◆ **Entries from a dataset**
◆ ◆ ◆ ◆ ◆
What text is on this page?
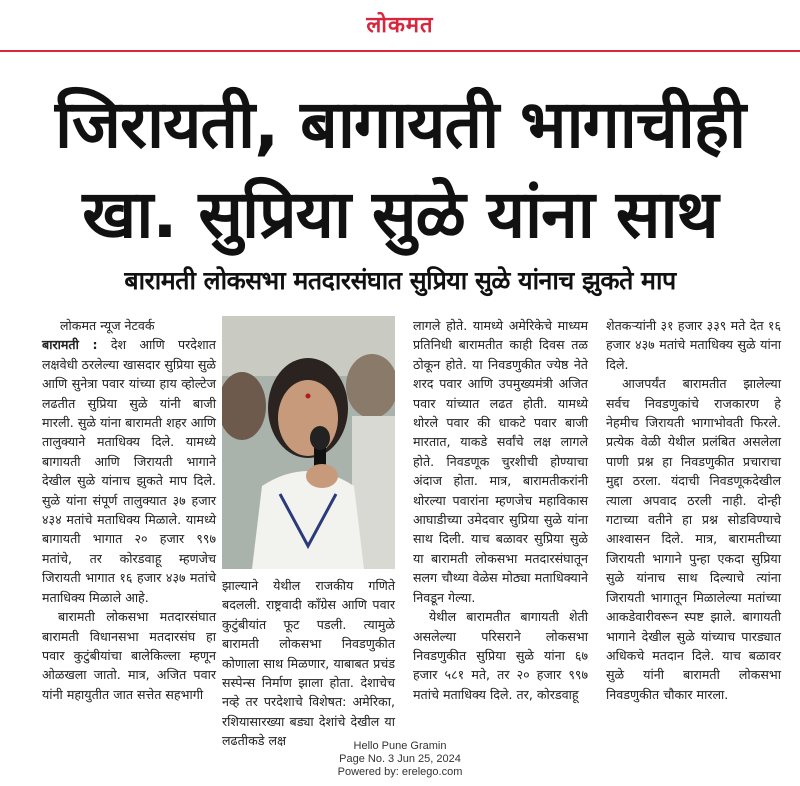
लोकमत
जिरायती, बागायती भागाचीही
खा. सुप्रिया सुळे यांना साथ
बारामती लोकसभा मतदारसंघात सुप्रिया सुळे यांनाच झुकते माप

लोकमत न्यूज नेटवर्क

बारामती : देश आणि परदेशात लक्षवेधी ठरलेल्या खासदार सुप्रिया सुळे आणि सुनेत्रा पवार यांच्या हाय व्होल्टेज लढतीत सुप्रिया सुळे यांनी बाजी मारली. सुळे यांना बारामती शहर आणि तालुक्याने मताधिक्य दिले. यामध्ये बागायती आणि जिरायती भागाने देखील सुळे यांनाच झुकते माप दिले. सुळे यांना संपूर्ण तालुक्यात ३७ हजार ४३४ मतांचे मताधिक्य मिळाले. यामध्ये बागायती भागात २० हजार ९९७ मतांचे, तर कोरडवाहू म्हणजेच जिरायती भागात १६ हजार ४३७ मतांचे मताधिक्य मिळाले आहे.

बारामती लोकसभा मतदारसंघात बारामती विधानसभा मतदारसंघ हा पवार कुटुंबीयांचा बालेकिल्ला म्हणून ओळखला जातो. मात्र, अजित पवार यांनी महायुतीत जात सत्तेत सहभागी

झाल्याने येथील राजकीय गणिते बदलली. राष्ट्रवादी काँग्रेस आणि पवार कुटुंबीयांत फूट पडली. त्यामुळे बारामती लोकसभा निवडणुकीत कोणाला साथ मिळणार, याबाबत प्रचंड सस्पेन्स निर्माण झाला होता. देशाचेच नव्हे तर परदेशाचे विशेषत: अमेरिका, रशियासारख्या बड्या देशांचे देखील या लढतीकडे लक्ष

लागले होते. यामध्ये अमेरिकेचे माध्यम प्रतिनिधी बारामतीत काही दिवस तळ ठोकून होते. या निवडणुकीत ज्येष्ठ नेते शरद पवार आणि उपमुख्यमंत्री अजित पवार यांच्यात लढत होती. यामध्ये थोरले पवार की धाकटे पवार बाजी मारतात, याकडे सर्वांचे लक्ष लागले होते. निवडणूक चुरशीची होण्याचा अंदाज होता. मात्र, बारामतीकरांनी थोरल्या पवारांना म्हणजेच महाविकास आघाडीच्या उमेदवार सुप्रिया सुळे यांना साथ दिली. याच बळावर सुप्रिया सुळे या बारामती लोकसभा मतदारसंघातून सलग चौथ्या वेळेस मोठ्या मताधिक्याने निवडून गेल्या.

येथील बारामतीत बागायती शेती असलेल्या परिसराने लोकसभा निवडणुकीत सुप्रिया सुळे यांना ६७ हजार ५८१ मते, तर २० हजार ९९७ मतांचे मताधिक्य दिले. तर, कोरडवाहू

शेतकऱ्यांनी ३१ हजार ३३९ मते देत १६ हजार ४३७ मतांचे मताधिक्य सुळे यांना दिले.

आजपर्यंत बारामतीत झालेल्या सर्वच निवडणुकांचे राजकारण हे नेहमीच जिरायती भागाभोवती फिरले. प्रत्येक वेळी येथील प्रलंबित असलेला पाणी प्रश्न हा निवडणुकीत प्रचाराचा मुद्दा ठरला. यंदाची निवडणूकदेखील त्याला अपवाद ठरली नाही. दोन्ही गटाच्या वतीने हा प्रश्न सोडविण्याचे आश्वासन दिले. मात्र, बारामतीच्या जिरायती भागाने पुन्हा एकदा सुप्रिया सुळे यांनाच साथ दिल्याचे त्यांना जिरायती भागातून मिळालेल्या मतांच्या आकडेवारीवरून स्पष्ट झाले. बागायती भागाने देखील सुळे यांच्याच पारड्यात अधिकचे मतदान दिले. याच बळावर सुळे यांनी बारामती लोकसभा निवडणुकीत चौकार मारला.

Hello Pune Gramin
Page No. 3 Jun 25, 2024
Powered by: erelego.com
◆ ◆ ◆ ◆ ◆
Quote the records above exactly, leaving out any pictures.

◆ **RESPONSE TO THIS TASK**
What text is on this page?
लोकमत
जिरायती, बागायती भागाचीही
खा. सुप्रिया सुळे यांना साथ
बारामती लोकसभा मतदारसंघात सुप्रिया सुळे यांनाच झुकते माप

लोकमत न्यूज नेटवर्क

बारामती : देश आणि परदेशात लक्षवेधी ठरलेल्या खासदार सुप्रिया सुळे आणि सुनेत्रा पवार यांच्या हाय व्होल्टेज लढतीत सुप्रिया सुळे यांनी बाजी मारली. सुळे यांना बारामती शहर आणि तालुक्याने मताधिक्य दिले. यामध्ये बागायती आणि जिरायती भागाने देखील सुळे यांनाच झुकते माप दिले. सुळे यांना संपूर्ण तालुक्यात ३७ हजार ४३४ मतांचे मताधिक्य मिळाले. यामध्ये बागायती भागात २० हजार ९९७ मतांचे, तर कोरडवाहू म्हणजेच जिरायती भागात १६ हजार ४३७ मतांचे मताधिक्य मिळाले आहे.

बारामती लोकसभा मतदारसंघात बारामती विधानसभा मतदारसंघ हा पवार कुटुंबीयांचा बालेकिल्ला म्हणून ओळखला जातो. मात्र, अजित पवार यांनी महायुतीत जात सत्तेत सहभागी

झाल्याने येथील राजकीय गणिते बदलली. राष्ट्रवादी काँग्रेस आणि पवार कुटुंबीयांत फूट पडली. त्यामुळे बारामती लोकसभा निवडणुकीत कोणाला साथ मिळणार, याबाबत प्रचंड सस्पेन्स निर्माण झाला होता. देशाचेच नव्हे तर परदेशाचे विशेषत: अमेरिका, रशियासारख्या बड्या देशांचे देखील या लढतीकडे लक्ष

लागले होते. यामध्ये अमेरिकेचे माध्यम प्रतिनिधी बारामतीत काही दिवस तळ ठोकून होते. या निवडणुकीत ज्येष्ठ नेते शरद पवार आणि उपमुख्यमंत्री अजित पवार यांच्यात लढत होती. यामध्ये थोरले पवार की धाकटे पवार बाजी मारतात, याकडे सर्वांचे लक्ष लागले होते. निवडणूक चुरशीची होण्याचा अंदाज होता. मात्र, बारामतीकरांनी थोरल्या पवारांना म्हणजेच महाविकास आघाडीच्या उमेदवार सुप्रिया सुळे यांना साथ दिली. याच बळावर सुप्रिया सुळे या बारामती लोकसभा मतदारसंघातून सलग चौथ्या वेळेस मोठ्या मताधिक्याने निवडून गेल्या.

येथील बारामतीत बागायती शेती असलेल्या परिसराने लोकसभा निवडणुकीत सुप्रिया सुळे यांना ६७ हजार ५८१ मते, तर २० हजार ९९७ मतांचे मताधिक्य दिले. तर, कोरडवाहू

शेतकऱ्यांनी ३१ हजार ३३९ मते देत १६ हजार ४३७ मतांचे मताधिक्य सुळे यांना दिले.

आजपर्यंत बारामतीत झालेल्या सर्वच निवडणुकांचे राजकारण हे नेहमीच जिरायती भागाभोवती फिरले. प्रत्येक वेळी येथील प्रलंबित असलेला पाणी प्रश्न हा निवडणुकीत प्रचाराचा मुद्दा ठरला. यंदाची निवडणूकदेखील त्याला अपवाद ठरली नाही. दोन्ही गटाच्या वतीने हा प्रश्न सोडविण्याचे आश्वासन दिले. मात्र, बारामतीच्या जिरायती भागाने पुन्हा एकदा सुप्रिया सुळे यांनाच साथ दिल्याचे त्यांना जिरायती भागातून मिळालेल्या मतांच्या आकडेवारीवरून स्पष्ट झाले. बागायती भागाने देखील सुळे यांच्याच पारड्यात अधिकचे मतदान दिले. याच बळावर सुळे यांनी बारामती लोकसभा निवडणुकीत चौकार मारला.

Hello Pune Gramin
Page No. 3 Jun 25, 2024
Powered by: erelego.com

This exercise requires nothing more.